Stored records
______
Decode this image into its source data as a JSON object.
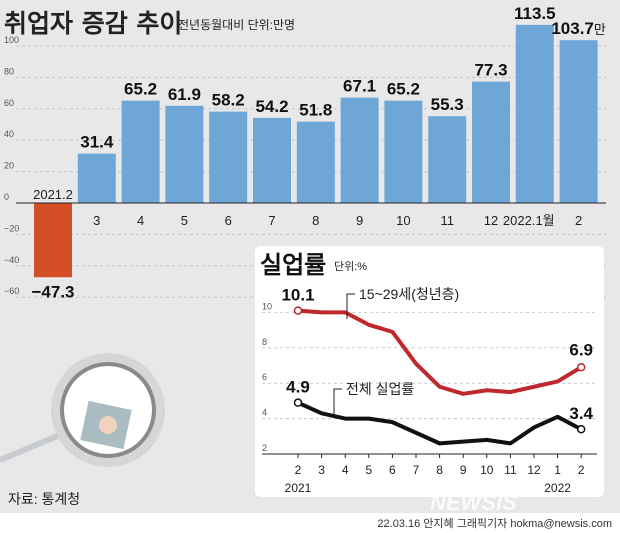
{
  "footer": {
    "source": "자료: 통계청",
    "credit": "22.03.16 안지혜 그래픽기자 hokma@newsis.com",
    "watermark": "NEWSIS"
  },
  "colors": {
    "background": "#e8e8e8",
    "bar_positive": "#6fa6d8",
    "bar_negative": "#d44f26",
    "youth_line": "#c0282d",
    "total_line": "#111111"
  },
  "chart_data": [
    {
      "type": "bar",
      "title": "취업자 증감 추이",
      "subtitle": "전년동월대비 단위:만명",
      "unit_suffix": "만",
      "categories": [
        "2021.2",
        "3",
        "4",
        "5",
        "6",
        "7",
        "8",
        "9",
        "10",
        "11",
        "12",
        "2022.1월",
        "2"
      ],
      "values": [
        -47.3,
        31.4,
        65.2,
        61.9,
        58.2,
        54.2,
        51.8,
        67.1,
        65.2,
        55.3,
        77.3,
        113.5,
        103.7
      ],
      "value_labels": [
        "−47.3",
        "31.4",
        "65.2",
        "61.9",
        "58.2",
        "54.2",
        "51.8",
        "67.1",
        "65.2",
        "55.3",
        "77.3",
        "113.5",
        "103.7"
      ],
      "yticks": [
        -60,
        -40,
        -20,
        0,
        20,
        40,
        60,
        80,
        100
      ],
      "ytick_labels": [
        "−60",
        "−40",
        "−20",
        "0",
        "20",
        "40",
        "60",
        "80",
        "100"
      ],
      "ylim": [
        -60,
        100
      ],
      "grid": true
    },
    {
      "type": "line",
      "title": "실업률",
      "subtitle": "단위:%",
      "x_labels": [
        "2",
        "3",
        "4",
        "5",
        "6",
        "7",
        "8",
        "9",
        "10",
        "11",
        "12",
        "1",
        "2"
      ],
      "year_labels": [
        "2021",
        "2022"
      ],
      "yticks": [
        2,
        4,
        6,
        8,
        10
      ],
      "ylim": [
        2,
        10
      ],
      "grid": true,
      "series": [
        {
          "name": "15~29세(청년층)",
          "values": [
            10.1,
            10.0,
            10.0,
            9.3,
            8.9,
            7.1,
            5.8,
            5.4,
            5.6,
            5.5,
            5.8,
            6.1,
            6.9
          ],
          "end_labels": [
            "10.1",
            "6.9"
          ]
        },
        {
          "name": "전체 실업률",
          "values": [
            4.9,
            4.3,
            4.0,
            4.0,
            3.8,
            3.2,
            2.6,
            2.7,
            2.8,
            2.6,
            3.5,
            4.1,
            3.4
          ],
          "end_labels": [
            "4.9",
            "3.4"
          ]
        }
      ]
    }
  ]
}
______
Task instructions
Without the pictures, restate each entry exactly.

Finished exercise
Decode this image into its source data as a JSON object.
{
  "footer": {
    "source": "자료: 통계청",
    "credit": "22.03.16 안지혜 그래픽기자 hokma@newsis.com",
    "watermark": "NEWSIS"
  },
  "colors": {
    "background": "#e8e8e8",
    "bar_positive": "#6fa6d8",
    "bar_negative": "#d44f26",
    "youth_line": "#c0282d",
    "total_line": "#111111"
  },
  "chart_data": [
    {
      "type": "bar",
      "title": "취업자 증감 추이",
      "subtitle": "전년동월대비 단위:만명",
      "unit_suffix": "만",
      "categories": [
        "2021.2",
        "3",
        "4",
        "5",
        "6",
        "7",
        "8",
        "9",
        "10",
        "11",
        "12",
        "2022.1월",
        "2"
      ],
      "values": [
        -47.3,
        31.4,
        65.2,
        61.9,
        58.2,
        54.2,
        51.8,
        67.1,
        65.2,
        55.3,
        77.3,
        113.5,
        103.7
      ],
      "value_labels": [
        "−47.3",
        "31.4",
        "65.2",
        "61.9",
        "58.2",
        "54.2",
        "51.8",
        "67.1",
        "65.2",
        "55.3",
        "77.3",
        "113.5",
        "103.7"
      ],
      "yticks": [
        -60,
        -40,
        -20,
        0,
        20,
        40,
        60,
        80,
        100
      ],
      "ytick_labels": [
        "−60",
        "−40",
        "−20",
        "0",
        "20",
        "40",
        "60",
        "80",
        "100"
      ],
      "ylim": [
        -60,
        100
      ],
      "grid": true
    },
    {
      "type": "line",
      "title": "실업률",
      "subtitle": "단위:%",
      "x_labels": [
        "2",
        "3",
        "4",
        "5",
        "6",
        "7",
        "8",
        "9",
        "10",
        "11",
        "12",
        "1",
        "2"
      ],
      "year_labels": [
        "2021",
        "2022"
      ],
      "yticks": [
        2,
        4,
        6,
        8,
        10
      ],
      "ylim": [
        2,
        10
      ],
      "grid": true,
      "series": [
        {
          "name": "15~29세(청년층)",
          "values": [
            10.1,
            10.0,
            10.0,
            9.3,
            8.9,
            7.1,
            5.8,
            5.4,
            5.6,
            5.5,
            5.8,
            6.1,
            6.9
          ],
          "end_labels": [
            "10.1",
            "6.9"
          ]
        },
        {
          "name": "전체 실업률",
          "values": [
            4.9,
            4.3,
            4.0,
            4.0,
            3.8,
            3.2,
            2.6,
            2.7,
            2.8,
            2.6,
            3.5,
            4.1,
            3.4
          ],
          "end_labels": [
            "4.9",
            "3.4"
          ]
        }
      ]
    }
  ]
}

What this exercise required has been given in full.